[DIRECTION] Return each line that holds the word "село".

[MATERIAL PROVIDED]
....

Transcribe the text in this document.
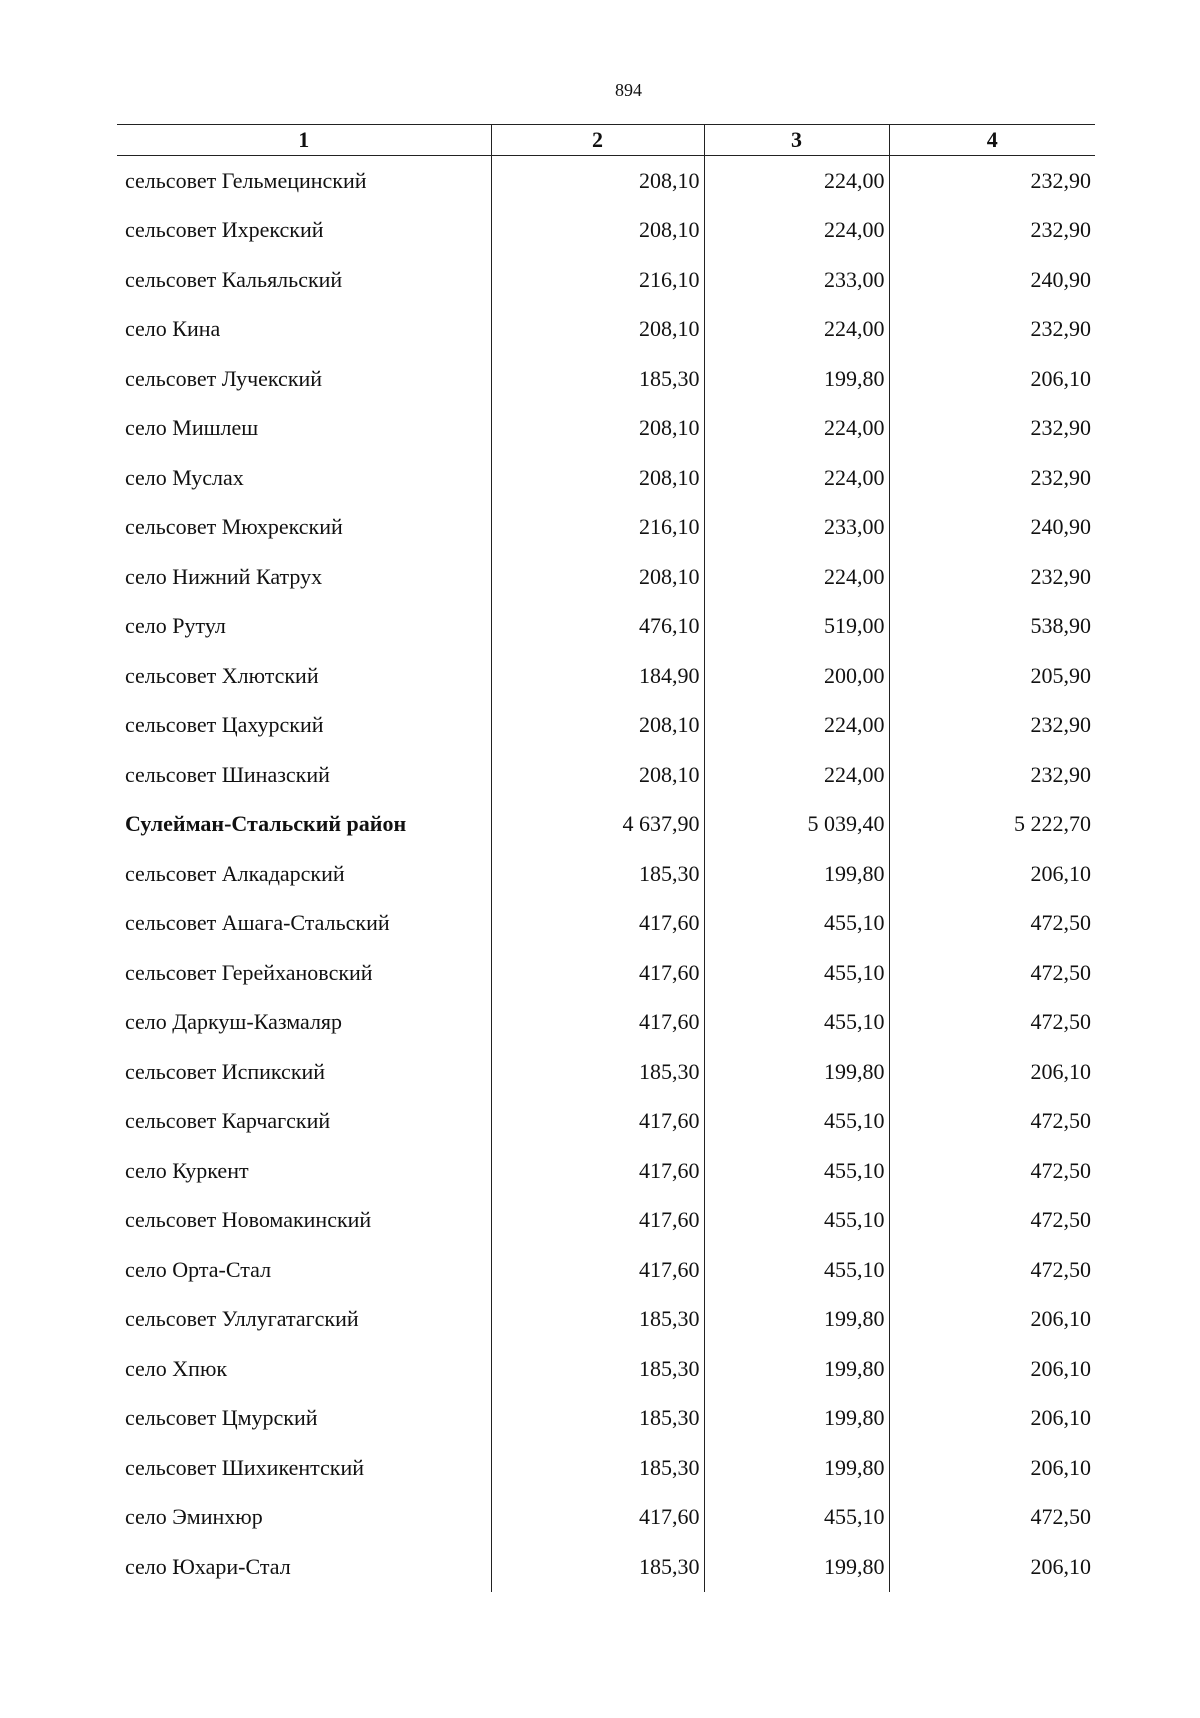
894
1	2	3	4
сельсовет Гельмецинский	208,10	224,00	232,90
сельсовет Ихрекский	208,10	224,00	232,90
сельсовет Кальяльский	216,10	233,00	240,90
село Кина	208,10	224,00	232,90
сельсовет Лучекский	185,30	199,80	206,10
село Мишлеш	208,10	224,00	232,90
село Муслах	208,10	224,00	232,90
сельсовет Мюхрекский	216,10	233,00	240,90
село Нижний Катрух	208,10	224,00	232,90
село Рутул	476,10	519,00	538,90
сельсовет Хлютский	184,90	200,00	205,90
сельсовет Цахурский	208,10	224,00	232,90
сельсовет Шиназский	208,10	224,00	232,90
Сулейман-Стальский район	4 637,90	5 039,40	5 222,70
сельсовет Алкадарский	185,30	199,80	206,10
сельсовет Ашага-Стальский	417,60	455,10	472,50
сельсовет Герейхановский	417,60	455,10	472,50
село Даркуш-Казмаляр	417,60	455,10	472,50
сельсовет Испикский	185,30	199,80	206,10
сельсовет Карчагский	417,60	455,10	472,50
село Куркент	417,60	455,10	472,50
сельсовет Новомакинский	417,60	455,10	472,50
село Орта-Стал	417,60	455,10	472,50
сельсовет Уллугатагский	185,30	199,80	206,10
село Хпюк	185,30	199,80	206,10
сельсовет Цмурский	185,30	199,80	206,10
сельсовет Шихикентский	185,30	199,80	206,10
село Эминхюр	417,60	455,10	472,50
село Юхари-Стал	185,30	199,80	206,10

....

[EXERCISE ANSWER]
село Кина	208,10	224,00	232,90
село Мишлеш	208,10	224,00	232,90
село Муслах	208,10	224,00	232,90
село Нижний Катрух	208,10	224,00	232,90
село Рутул	476,10	519,00	538,90
село Даркуш-Казмаляр	417,60	455,10	472,50
село Куркент	417,60	455,10	472,50
село Орта-Стал	417,60	455,10	472,50
село Хпюк	185,30	199,80	206,10
село Эминхюр	417,60	455,10	472,50
село Юхари-Стал	185,30	199,80	206,10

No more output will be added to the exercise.